**Task**
Read the listing below and copy out every line that holds "ylabel".

**Excerpt from a dataset**
►

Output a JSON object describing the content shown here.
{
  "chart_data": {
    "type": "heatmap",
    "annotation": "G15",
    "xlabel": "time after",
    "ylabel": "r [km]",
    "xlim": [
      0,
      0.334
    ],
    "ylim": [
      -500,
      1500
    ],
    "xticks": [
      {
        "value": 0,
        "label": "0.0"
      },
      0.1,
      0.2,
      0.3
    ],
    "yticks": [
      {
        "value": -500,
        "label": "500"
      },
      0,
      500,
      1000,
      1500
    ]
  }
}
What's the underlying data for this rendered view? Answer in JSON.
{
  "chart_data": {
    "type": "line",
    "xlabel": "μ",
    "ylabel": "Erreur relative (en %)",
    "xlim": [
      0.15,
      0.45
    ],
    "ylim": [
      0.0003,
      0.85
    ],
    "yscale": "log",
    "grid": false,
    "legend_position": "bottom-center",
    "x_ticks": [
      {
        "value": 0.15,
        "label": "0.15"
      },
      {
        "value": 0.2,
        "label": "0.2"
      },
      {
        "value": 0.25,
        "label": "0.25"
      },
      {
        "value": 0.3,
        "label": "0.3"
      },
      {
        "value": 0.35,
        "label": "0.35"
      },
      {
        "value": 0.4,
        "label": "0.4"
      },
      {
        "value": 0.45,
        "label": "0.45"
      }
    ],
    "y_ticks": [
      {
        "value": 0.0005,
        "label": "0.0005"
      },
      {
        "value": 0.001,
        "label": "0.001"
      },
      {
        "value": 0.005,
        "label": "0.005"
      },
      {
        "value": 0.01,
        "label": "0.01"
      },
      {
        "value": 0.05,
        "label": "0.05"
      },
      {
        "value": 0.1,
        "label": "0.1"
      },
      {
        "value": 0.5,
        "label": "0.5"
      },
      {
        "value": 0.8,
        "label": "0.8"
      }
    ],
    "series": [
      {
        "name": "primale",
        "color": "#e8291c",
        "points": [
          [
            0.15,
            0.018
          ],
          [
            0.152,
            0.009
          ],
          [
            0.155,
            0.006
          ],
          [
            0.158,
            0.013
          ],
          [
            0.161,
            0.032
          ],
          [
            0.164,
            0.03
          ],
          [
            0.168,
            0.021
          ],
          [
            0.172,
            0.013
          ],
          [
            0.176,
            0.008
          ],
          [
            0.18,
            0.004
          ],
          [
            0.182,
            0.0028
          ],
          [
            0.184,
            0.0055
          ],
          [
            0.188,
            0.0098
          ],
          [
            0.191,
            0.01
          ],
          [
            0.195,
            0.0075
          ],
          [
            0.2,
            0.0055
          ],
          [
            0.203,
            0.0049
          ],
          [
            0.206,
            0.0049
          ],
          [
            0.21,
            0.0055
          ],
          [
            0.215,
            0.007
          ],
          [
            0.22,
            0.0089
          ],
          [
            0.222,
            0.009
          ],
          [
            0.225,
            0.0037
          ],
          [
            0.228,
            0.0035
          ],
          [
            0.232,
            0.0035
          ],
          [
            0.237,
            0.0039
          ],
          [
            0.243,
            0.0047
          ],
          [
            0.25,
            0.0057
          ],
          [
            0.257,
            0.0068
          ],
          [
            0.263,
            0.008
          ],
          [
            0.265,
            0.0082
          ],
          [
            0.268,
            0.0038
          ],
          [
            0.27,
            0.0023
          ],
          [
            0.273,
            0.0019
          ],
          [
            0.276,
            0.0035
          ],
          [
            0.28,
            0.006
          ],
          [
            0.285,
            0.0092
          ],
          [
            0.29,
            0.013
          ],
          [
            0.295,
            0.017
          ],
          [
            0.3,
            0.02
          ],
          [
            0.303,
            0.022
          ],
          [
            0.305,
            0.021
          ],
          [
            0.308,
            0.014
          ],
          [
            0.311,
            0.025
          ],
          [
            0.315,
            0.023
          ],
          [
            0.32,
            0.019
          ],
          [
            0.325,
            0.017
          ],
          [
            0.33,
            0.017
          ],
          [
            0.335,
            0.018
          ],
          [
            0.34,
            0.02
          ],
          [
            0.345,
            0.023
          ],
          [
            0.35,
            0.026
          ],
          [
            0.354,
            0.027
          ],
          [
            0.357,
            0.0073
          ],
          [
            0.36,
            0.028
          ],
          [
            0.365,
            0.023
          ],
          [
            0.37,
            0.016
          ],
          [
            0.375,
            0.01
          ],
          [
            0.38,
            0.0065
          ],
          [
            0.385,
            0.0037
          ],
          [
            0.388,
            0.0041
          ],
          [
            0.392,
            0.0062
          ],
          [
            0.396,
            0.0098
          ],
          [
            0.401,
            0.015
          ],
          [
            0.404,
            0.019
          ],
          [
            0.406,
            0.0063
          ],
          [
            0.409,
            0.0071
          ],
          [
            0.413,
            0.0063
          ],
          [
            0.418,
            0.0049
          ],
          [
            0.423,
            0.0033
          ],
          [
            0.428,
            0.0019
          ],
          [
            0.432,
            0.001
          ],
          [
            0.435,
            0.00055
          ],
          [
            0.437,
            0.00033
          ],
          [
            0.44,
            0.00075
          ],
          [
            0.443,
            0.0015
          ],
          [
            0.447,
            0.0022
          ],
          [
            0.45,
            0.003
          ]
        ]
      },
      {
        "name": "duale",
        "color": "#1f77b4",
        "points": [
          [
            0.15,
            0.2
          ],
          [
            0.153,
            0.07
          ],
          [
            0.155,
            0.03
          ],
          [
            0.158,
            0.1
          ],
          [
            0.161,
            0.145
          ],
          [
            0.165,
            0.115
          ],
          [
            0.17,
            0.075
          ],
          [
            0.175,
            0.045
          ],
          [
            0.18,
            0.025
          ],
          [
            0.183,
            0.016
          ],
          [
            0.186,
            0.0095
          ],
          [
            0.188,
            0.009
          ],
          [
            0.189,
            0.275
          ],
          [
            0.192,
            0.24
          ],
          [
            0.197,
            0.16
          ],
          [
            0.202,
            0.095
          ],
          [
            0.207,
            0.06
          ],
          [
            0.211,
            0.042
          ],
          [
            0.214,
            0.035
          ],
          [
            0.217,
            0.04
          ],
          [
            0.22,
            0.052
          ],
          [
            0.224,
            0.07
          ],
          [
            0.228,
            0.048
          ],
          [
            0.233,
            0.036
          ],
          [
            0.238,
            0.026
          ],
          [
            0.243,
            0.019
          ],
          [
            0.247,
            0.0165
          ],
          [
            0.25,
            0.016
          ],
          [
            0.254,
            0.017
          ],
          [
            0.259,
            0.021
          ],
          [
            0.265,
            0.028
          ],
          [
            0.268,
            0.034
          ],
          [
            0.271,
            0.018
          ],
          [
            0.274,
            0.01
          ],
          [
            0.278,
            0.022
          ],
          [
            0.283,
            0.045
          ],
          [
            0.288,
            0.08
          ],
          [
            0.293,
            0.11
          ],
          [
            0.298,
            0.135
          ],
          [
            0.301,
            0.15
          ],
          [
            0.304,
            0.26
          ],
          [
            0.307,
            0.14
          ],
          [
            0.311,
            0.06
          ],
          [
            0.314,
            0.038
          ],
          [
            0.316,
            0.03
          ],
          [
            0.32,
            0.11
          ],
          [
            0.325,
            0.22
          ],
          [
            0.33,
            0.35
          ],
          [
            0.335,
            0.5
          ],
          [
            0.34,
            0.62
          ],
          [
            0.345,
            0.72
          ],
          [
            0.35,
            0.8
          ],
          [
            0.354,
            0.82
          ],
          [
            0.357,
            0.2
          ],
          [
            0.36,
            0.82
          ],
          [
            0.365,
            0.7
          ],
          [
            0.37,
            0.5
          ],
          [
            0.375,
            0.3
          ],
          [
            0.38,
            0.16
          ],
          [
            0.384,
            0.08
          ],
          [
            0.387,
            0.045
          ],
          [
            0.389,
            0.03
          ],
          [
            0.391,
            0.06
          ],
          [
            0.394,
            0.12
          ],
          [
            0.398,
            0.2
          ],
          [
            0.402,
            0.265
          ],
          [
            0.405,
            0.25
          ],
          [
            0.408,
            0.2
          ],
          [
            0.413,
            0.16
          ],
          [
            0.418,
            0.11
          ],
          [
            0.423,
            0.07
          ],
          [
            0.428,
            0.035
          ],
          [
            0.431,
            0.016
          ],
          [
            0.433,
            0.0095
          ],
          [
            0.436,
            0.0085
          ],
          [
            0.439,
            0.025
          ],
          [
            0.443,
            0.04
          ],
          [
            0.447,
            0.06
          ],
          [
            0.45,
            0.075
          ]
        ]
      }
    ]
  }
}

◄

**Result of this exercise**
    "ylabel": "r [km]",
    "ylabel": "Erreur relative (en %)",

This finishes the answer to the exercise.